RECORDS PROVIDED:
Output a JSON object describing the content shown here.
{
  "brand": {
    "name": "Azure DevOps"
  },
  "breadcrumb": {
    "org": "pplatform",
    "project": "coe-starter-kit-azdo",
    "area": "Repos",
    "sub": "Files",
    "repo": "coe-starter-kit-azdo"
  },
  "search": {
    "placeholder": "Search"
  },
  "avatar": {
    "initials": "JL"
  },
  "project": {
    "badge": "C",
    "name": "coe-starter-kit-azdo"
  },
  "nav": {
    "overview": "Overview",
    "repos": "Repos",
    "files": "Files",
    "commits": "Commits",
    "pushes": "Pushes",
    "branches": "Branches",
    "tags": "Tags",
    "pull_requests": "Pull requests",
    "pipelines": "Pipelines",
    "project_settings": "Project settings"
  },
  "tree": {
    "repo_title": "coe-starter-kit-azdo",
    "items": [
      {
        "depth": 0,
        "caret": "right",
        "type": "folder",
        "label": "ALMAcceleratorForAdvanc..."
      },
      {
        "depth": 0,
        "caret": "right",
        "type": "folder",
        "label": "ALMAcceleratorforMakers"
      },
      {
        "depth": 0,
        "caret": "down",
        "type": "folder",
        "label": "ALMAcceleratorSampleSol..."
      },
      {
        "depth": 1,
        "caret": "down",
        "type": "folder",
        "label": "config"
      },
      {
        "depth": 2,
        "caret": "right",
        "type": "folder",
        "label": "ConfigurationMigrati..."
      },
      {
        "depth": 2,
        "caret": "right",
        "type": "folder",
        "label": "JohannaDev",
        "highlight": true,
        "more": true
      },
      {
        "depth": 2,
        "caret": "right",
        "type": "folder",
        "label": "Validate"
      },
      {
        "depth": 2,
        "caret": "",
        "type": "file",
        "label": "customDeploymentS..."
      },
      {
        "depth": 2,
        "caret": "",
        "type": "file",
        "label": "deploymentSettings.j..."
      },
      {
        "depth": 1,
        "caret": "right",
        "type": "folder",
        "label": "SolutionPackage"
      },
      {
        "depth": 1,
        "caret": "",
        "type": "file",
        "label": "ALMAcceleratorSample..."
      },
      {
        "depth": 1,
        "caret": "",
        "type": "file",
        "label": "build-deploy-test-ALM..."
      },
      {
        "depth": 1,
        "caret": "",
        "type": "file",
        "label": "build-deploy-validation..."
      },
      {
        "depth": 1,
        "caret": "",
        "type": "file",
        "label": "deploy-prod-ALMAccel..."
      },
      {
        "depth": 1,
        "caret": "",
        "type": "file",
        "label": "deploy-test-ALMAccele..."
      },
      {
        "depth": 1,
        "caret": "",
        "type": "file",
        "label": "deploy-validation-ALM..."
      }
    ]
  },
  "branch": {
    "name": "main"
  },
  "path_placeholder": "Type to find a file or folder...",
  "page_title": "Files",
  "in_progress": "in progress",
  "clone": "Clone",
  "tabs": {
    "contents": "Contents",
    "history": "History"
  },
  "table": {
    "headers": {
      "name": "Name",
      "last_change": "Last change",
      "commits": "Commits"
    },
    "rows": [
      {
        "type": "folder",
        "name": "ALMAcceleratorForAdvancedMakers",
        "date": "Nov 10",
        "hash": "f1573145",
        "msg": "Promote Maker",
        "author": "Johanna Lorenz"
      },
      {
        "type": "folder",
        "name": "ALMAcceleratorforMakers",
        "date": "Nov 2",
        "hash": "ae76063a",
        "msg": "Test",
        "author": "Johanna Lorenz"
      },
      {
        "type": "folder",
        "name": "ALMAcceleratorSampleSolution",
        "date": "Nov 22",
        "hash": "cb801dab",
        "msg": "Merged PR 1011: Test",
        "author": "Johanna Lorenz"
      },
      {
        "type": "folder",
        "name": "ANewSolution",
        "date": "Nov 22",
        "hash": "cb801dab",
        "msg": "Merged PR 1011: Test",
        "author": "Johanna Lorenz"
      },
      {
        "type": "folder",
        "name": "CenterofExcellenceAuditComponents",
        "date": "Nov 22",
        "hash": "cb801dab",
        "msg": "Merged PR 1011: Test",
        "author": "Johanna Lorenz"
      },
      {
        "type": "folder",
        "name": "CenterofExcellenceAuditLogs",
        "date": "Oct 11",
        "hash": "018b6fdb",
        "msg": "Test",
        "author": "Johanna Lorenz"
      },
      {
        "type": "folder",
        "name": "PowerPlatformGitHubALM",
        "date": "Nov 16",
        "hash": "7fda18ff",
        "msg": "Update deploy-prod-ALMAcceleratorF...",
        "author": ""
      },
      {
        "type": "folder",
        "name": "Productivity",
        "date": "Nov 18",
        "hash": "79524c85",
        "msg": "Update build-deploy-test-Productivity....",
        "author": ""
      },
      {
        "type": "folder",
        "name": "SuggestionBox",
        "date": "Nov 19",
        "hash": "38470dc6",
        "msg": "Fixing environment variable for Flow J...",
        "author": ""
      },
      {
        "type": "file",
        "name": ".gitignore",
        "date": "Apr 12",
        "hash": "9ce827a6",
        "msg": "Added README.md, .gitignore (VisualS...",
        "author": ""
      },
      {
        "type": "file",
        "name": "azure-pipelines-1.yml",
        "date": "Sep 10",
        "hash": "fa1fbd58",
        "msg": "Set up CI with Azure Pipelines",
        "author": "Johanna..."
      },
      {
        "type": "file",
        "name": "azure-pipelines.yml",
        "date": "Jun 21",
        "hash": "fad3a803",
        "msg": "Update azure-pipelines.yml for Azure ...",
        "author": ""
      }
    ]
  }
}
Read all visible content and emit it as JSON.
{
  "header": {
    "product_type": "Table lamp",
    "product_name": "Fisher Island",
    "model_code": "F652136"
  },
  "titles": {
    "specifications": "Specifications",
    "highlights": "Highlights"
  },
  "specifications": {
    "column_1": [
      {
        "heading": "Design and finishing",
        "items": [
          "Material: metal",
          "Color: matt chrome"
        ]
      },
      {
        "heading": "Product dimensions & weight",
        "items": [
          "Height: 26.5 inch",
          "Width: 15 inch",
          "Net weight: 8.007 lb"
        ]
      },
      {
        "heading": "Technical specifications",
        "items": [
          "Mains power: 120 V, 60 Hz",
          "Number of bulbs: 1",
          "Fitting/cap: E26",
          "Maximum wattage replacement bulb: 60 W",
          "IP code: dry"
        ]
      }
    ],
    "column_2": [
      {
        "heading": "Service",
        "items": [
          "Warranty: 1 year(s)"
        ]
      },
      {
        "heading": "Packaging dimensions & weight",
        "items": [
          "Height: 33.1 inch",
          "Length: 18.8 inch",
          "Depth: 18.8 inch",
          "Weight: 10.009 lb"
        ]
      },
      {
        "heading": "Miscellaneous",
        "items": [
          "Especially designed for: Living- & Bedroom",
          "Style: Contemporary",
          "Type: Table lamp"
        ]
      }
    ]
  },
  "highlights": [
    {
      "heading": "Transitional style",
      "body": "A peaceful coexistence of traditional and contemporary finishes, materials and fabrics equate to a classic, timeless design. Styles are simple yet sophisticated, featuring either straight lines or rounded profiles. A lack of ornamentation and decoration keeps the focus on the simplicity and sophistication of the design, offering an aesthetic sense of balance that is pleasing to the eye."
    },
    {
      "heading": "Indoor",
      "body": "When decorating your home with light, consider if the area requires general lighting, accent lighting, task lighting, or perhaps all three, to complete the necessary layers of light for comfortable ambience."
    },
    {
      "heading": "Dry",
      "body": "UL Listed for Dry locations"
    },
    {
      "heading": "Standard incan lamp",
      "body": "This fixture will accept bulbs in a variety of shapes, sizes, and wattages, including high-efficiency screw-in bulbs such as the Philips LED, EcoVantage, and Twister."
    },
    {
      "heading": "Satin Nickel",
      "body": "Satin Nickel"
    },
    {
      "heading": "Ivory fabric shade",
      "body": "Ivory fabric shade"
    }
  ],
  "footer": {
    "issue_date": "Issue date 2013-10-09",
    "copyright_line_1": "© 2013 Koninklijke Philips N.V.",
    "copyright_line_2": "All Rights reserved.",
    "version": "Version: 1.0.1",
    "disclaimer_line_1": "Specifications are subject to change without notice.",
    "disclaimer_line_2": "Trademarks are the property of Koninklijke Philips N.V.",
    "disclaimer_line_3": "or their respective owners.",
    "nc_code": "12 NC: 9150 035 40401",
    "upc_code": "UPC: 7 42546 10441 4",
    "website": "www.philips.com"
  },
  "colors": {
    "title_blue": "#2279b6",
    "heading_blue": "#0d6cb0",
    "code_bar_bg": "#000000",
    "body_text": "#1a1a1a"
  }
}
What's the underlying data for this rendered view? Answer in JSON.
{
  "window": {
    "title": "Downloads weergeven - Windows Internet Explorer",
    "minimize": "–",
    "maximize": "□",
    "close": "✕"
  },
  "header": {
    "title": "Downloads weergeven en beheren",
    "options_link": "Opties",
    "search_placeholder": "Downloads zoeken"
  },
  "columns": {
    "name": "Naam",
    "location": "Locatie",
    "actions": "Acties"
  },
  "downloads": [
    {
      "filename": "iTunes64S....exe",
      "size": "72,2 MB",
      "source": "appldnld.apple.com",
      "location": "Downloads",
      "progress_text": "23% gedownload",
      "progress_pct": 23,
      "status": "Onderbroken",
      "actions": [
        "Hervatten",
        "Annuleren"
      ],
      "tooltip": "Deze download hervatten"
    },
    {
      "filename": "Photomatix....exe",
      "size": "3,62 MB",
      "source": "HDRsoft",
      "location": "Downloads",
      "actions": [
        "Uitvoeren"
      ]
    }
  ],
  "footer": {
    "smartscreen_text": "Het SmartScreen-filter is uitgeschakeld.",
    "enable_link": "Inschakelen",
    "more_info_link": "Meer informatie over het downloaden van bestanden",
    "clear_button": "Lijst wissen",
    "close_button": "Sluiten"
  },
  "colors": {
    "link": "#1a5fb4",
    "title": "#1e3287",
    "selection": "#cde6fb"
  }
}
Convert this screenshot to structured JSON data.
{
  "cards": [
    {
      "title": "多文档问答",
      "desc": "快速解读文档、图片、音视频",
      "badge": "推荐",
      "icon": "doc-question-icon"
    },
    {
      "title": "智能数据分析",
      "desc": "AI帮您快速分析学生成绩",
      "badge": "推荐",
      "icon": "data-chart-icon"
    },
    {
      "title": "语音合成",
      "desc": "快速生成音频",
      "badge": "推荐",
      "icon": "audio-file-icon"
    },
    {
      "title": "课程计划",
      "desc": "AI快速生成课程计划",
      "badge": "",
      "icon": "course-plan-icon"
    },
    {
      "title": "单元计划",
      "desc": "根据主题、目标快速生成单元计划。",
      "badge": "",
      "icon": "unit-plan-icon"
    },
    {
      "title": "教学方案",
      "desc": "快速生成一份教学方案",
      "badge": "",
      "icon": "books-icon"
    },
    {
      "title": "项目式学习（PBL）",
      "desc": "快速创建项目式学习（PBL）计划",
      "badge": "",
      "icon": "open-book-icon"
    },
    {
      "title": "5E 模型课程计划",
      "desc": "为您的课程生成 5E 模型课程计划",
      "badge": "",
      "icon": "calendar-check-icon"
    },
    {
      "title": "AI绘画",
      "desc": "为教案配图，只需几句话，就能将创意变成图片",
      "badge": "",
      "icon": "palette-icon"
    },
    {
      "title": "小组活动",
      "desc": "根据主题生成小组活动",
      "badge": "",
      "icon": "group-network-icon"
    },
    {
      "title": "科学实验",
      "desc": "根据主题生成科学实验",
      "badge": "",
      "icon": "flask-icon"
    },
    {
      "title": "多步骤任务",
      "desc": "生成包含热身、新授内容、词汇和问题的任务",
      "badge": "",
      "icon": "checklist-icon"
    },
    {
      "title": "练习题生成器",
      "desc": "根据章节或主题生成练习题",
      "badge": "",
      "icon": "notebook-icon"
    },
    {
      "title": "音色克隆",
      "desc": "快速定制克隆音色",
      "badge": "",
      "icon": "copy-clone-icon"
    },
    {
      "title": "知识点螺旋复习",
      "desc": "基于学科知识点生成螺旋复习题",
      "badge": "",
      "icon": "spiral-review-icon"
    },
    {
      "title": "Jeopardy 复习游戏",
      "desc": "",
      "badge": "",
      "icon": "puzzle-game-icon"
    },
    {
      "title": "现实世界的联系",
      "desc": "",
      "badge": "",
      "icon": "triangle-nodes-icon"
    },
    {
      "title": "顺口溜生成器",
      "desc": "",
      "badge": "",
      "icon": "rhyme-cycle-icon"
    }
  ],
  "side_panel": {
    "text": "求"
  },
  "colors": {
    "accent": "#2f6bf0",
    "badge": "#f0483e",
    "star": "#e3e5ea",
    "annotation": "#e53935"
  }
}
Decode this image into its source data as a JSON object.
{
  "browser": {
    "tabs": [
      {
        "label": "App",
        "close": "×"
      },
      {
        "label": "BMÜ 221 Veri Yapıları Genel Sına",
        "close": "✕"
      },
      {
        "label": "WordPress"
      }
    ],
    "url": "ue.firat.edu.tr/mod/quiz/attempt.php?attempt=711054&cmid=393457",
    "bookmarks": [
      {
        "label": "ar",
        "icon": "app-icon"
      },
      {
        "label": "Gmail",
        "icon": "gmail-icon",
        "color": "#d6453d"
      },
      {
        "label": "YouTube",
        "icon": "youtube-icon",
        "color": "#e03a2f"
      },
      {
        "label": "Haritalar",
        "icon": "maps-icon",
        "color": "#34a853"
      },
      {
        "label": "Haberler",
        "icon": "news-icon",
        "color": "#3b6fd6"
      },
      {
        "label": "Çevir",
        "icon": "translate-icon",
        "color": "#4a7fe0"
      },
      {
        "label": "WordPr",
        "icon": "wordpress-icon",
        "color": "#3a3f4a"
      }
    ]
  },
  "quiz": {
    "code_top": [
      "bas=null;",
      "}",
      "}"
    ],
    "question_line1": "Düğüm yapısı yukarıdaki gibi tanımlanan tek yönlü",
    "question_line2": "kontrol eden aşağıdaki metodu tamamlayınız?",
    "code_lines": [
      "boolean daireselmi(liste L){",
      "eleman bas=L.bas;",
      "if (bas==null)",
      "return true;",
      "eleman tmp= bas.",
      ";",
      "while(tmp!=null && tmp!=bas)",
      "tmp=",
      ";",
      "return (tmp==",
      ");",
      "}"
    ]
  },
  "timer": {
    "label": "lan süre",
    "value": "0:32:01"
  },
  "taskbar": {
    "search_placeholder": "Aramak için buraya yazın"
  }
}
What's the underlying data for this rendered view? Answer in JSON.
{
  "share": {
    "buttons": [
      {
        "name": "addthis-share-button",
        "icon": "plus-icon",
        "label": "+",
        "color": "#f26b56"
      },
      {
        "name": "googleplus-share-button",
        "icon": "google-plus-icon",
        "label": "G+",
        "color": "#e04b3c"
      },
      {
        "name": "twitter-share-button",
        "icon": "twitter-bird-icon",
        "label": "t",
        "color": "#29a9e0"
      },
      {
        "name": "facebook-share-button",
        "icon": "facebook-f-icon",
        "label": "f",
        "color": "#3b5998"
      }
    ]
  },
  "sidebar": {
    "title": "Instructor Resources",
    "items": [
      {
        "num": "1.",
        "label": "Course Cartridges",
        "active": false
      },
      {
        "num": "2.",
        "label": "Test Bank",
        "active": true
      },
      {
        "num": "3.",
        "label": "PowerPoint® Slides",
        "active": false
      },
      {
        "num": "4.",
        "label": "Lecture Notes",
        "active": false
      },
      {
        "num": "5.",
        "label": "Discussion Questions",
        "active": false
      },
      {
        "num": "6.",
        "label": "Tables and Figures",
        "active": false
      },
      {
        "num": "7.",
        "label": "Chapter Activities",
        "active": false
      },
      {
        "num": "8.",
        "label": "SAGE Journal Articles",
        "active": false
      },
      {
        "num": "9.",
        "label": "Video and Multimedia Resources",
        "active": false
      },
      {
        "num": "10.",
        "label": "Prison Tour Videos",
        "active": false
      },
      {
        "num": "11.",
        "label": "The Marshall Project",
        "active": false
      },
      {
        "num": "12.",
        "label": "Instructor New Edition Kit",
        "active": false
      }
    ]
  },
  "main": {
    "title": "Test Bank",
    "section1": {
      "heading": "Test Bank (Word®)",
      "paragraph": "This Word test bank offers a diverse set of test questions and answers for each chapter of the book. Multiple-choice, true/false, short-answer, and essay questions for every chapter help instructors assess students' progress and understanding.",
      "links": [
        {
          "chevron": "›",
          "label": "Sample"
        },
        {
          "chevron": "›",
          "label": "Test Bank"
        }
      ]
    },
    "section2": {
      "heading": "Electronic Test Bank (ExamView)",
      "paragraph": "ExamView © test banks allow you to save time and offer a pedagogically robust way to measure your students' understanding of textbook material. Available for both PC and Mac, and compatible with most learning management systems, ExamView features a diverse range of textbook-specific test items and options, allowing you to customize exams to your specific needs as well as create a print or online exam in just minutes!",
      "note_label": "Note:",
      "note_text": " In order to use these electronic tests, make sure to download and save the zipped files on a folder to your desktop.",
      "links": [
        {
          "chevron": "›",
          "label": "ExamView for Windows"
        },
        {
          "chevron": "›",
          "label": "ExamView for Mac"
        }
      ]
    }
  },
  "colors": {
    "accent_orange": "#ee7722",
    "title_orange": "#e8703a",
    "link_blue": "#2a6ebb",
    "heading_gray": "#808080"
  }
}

TASK GOAL:
Scan the data above; copy every line where "quiz" appears.

ANSWER BELOW:
    "url": "ue.firat.edu.tr/mod/quiz/attempt.php?attempt=711054&cmid=393457",
  "quiz": {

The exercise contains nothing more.